**Extract**.

- - -

"Operation not permitted" during restic restore

[aacebedo]

For one of volumes I am trying to restore I am facing a permission issue.
In the logs of the pod restoring value I see a lot of operation not permitted errors, see below:

Starting container
VolSync restic container version: v0.11.0+62a903d
restore
restic 0.17.0 compiled with go1.22.9 on linux/amd64
Testing mandatory env variables
=== Check for dir initialized ===
ID Time Host Tags Paths Size
-------------------------------------------------------------------------
cf4d9e41 2025-02-07 00:02:47 volsync /data 305.075 MiB
297fb381 2025-02-08 00:01:44 volsync /data 313.269 MiB
-------------------------------------------------------------------------
2 snapshots
=== Starting restore ===
/data /
Selected restic snapshot with id: 297fb381
restoring snapshot 297fb381 of [/data] at 2025-02-08 00:01:44.016785237 +0000 UTC by root@volsync to .

- - -

**Material shown**.
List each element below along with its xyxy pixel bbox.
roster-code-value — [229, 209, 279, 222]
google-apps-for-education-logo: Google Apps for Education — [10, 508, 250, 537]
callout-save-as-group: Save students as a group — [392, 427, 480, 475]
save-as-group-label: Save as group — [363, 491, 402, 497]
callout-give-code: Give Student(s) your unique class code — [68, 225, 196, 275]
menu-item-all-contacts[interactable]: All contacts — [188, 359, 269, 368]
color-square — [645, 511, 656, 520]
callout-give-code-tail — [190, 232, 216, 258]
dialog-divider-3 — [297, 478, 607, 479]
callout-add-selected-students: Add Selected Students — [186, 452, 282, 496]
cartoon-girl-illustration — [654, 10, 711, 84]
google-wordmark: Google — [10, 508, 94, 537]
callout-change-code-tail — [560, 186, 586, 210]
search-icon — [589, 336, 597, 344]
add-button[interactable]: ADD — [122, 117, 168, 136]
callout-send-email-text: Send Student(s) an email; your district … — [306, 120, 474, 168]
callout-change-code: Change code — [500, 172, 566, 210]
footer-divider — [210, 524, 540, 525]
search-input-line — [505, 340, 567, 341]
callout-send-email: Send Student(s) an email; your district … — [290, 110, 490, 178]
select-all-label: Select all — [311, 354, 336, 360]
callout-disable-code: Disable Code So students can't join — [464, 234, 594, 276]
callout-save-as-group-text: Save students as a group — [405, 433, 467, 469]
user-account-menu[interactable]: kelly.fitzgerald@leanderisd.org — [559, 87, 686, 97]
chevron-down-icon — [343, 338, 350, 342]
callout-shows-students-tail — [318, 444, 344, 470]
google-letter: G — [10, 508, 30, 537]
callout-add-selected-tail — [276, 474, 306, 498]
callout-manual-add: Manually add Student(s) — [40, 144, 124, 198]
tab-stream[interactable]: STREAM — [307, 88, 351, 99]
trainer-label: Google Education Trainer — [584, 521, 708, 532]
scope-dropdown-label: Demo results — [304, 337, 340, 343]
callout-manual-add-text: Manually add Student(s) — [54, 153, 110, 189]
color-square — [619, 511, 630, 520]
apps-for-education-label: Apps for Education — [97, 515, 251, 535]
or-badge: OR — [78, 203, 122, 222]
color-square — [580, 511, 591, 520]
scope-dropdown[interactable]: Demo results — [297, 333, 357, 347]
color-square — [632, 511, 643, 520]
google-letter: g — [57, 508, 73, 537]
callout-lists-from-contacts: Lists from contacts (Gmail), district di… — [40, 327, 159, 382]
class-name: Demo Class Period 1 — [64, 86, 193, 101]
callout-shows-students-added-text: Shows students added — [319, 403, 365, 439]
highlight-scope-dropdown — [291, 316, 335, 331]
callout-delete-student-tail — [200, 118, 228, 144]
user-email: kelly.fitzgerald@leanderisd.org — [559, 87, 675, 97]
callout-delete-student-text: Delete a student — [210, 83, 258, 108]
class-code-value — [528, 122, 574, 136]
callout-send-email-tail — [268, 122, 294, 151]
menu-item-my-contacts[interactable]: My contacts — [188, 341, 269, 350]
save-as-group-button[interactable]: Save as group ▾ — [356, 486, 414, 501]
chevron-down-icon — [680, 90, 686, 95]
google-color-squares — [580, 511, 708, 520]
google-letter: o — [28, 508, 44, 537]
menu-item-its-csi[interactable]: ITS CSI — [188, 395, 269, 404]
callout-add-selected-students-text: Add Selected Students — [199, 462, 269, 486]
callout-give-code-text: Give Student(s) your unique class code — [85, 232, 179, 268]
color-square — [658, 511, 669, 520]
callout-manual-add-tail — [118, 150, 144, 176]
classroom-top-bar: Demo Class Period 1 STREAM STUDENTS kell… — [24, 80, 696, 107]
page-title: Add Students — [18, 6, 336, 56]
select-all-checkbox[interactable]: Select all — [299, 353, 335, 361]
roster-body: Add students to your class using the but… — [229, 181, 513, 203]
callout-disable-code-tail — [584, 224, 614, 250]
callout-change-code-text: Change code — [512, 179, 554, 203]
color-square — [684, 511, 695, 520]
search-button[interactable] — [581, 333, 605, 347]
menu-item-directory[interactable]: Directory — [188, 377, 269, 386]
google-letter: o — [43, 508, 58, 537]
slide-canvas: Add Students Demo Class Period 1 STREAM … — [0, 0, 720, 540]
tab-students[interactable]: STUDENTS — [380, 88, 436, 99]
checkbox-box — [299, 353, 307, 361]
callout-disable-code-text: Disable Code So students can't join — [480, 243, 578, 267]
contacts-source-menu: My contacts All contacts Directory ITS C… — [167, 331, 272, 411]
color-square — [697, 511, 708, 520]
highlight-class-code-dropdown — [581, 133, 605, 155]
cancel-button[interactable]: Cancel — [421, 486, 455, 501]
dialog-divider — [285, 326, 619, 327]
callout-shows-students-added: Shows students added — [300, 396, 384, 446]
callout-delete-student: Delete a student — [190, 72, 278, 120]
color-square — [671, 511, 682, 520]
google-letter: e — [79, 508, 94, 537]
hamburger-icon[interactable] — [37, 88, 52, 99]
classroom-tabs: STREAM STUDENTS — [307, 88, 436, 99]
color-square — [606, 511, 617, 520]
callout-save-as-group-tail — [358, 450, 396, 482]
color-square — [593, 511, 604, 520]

- - -

**Your objective**.
State the ID of the snapshot that the log in the restic restore post says was selected.

**Result of the task**.
297fb381